Task objective: Reproduce the material below word for word, keeping every line and its order unchanged.

— Start —

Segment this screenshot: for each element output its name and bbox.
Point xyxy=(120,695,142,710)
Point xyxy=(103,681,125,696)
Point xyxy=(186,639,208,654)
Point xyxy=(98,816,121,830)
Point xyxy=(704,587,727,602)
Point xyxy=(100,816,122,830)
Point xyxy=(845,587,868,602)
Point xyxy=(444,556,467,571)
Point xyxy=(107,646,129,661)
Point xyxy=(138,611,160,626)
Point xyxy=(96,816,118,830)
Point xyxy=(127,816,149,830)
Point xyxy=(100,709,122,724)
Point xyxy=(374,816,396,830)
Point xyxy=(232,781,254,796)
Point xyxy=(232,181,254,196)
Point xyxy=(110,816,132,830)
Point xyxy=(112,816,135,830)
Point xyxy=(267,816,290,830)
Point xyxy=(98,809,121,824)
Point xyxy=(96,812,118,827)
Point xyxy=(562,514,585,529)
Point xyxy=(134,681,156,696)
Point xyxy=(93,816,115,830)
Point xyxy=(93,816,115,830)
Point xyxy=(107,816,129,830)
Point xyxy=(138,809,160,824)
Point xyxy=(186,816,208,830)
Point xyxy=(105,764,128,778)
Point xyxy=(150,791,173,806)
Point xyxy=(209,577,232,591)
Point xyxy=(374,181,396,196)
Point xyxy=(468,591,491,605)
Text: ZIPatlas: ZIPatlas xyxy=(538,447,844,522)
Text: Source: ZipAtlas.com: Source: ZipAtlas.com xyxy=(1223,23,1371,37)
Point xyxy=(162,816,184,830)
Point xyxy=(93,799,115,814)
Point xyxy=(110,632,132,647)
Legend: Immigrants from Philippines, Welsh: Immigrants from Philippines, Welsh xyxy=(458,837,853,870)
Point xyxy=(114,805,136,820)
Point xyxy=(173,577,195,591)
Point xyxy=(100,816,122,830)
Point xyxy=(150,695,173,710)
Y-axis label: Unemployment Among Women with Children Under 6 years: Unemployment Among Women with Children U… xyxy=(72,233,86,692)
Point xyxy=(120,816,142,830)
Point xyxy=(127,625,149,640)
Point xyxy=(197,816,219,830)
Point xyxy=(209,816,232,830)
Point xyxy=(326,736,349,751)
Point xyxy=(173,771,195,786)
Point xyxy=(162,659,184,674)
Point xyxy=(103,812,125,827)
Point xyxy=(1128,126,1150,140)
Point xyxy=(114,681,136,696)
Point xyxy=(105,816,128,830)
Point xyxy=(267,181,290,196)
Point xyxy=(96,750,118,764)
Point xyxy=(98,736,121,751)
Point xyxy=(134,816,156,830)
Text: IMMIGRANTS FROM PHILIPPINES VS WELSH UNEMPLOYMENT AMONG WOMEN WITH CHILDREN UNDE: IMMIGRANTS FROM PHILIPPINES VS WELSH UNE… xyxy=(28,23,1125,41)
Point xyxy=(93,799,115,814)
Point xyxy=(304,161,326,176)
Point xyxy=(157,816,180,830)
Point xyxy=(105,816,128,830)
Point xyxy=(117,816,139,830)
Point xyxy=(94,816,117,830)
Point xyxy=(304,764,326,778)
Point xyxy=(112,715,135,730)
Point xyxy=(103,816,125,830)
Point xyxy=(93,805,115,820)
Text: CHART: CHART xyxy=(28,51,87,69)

— End —

Expected output:
Segment this screenshot: for each element output its name and bbox.
Point xyxy=(120,695,142,710)
Point xyxy=(103,681,125,696)
Point xyxy=(186,639,208,654)
Point xyxy=(98,816,121,830)
Point xyxy=(704,587,727,602)
Point xyxy=(100,816,122,830)
Point xyxy=(845,587,868,602)
Point xyxy=(444,556,467,571)
Point xyxy=(107,646,129,661)
Point xyxy=(138,611,160,626)
Point xyxy=(96,816,118,830)
Point xyxy=(127,816,149,830)
Point xyxy=(100,709,122,724)
Point xyxy=(374,816,396,830)
Point xyxy=(232,781,254,796)
Point xyxy=(232,181,254,196)
Point xyxy=(110,816,132,830)
Point xyxy=(112,816,135,830)
Point xyxy=(267,816,290,830)
Point xyxy=(98,809,121,824)
Point xyxy=(96,812,118,827)
Point xyxy=(562,514,585,529)
Point xyxy=(134,681,156,696)
Point xyxy=(93,816,115,830)
Point xyxy=(93,816,115,830)
Point xyxy=(107,816,129,830)
Point xyxy=(138,809,160,824)
Point xyxy=(186,816,208,830)
Point xyxy=(105,764,128,778)
Point xyxy=(150,791,173,806)
Point xyxy=(209,577,232,591)
Point xyxy=(374,181,396,196)
Point xyxy=(468,591,491,605)
Text: ZIPatlas: ZIPatlas xyxy=(538,447,844,522)
Text: Source: ZipAtlas.com: Source: ZipAtlas.com xyxy=(1223,23,1371,37)
Point xyxy=(162,816,184,830)
Point xyxy=(93,799,115,814)
Point xyxy=(110,632,132,647)
Legend: Immigrants from Philippines, Welsh: Immigrants from Philippines, Welsh xyxy=(458,837,853,870)
Point xyxy=(114,805,136,820)
Point xyxy=(173,577,195,591)
Point xyxy=(100,816,122,830)
Point xyxy=(150,695,173,710)
Y-axis label: Unemployment Among Women with Children Under 6 years: Unemployment Among Women with Children U… xyxy=(72,233,86,692)
Point xyxy=(120,816,142,830)
Point xyxy=(127,625,149,640)
Point xyxy=(197,816,219,830)
Point xyxy=(209,816,232,830)
Point xyxy=(326,736,349,751)
Point xyxy=(173,771,195,786)
Point xyxy=(162,659,184,674)
Point xyxy=(103,812,125,827)
Point xyxy=(1128,126,1150,140)
Point xyxy=(114,681,136,696)
Point xyxy=(105,816,128,830)
Point xyxy=(267,181,290,196)
Point xyxy=(96,750,118,764)
Point xyxy=(98,736,121,751)
Point xyxy=(134,816,156,830)
Text: IMMIGRANTS FROM PHILIPPINES VS WELSH UNEMPLOYMENT AMONG WOMEN WITH CHILDREN UNDE: IMMIGRANTS FROM PHILIPPINES VS WELSH UNE… xyxy=(28,23,1125,41)
Point xyxy=(93,799,115,814)
Point xyxy=(304,161,326,176)
Point xyxy=(157,816,180,830)
Point xyxy=(105,816,128,830)
Point xyxy=(117,816,139,830)
Point xyxy=(94,816,117,830)
Point xyxy=(304,764,326,778)
Point xyxy=(112,715,135,730)
Point xyxy=(103,816,125,830)
Point xyxy=(93,805,115,820)
Text: CHART: CHART xyxy=(28,51,87,69)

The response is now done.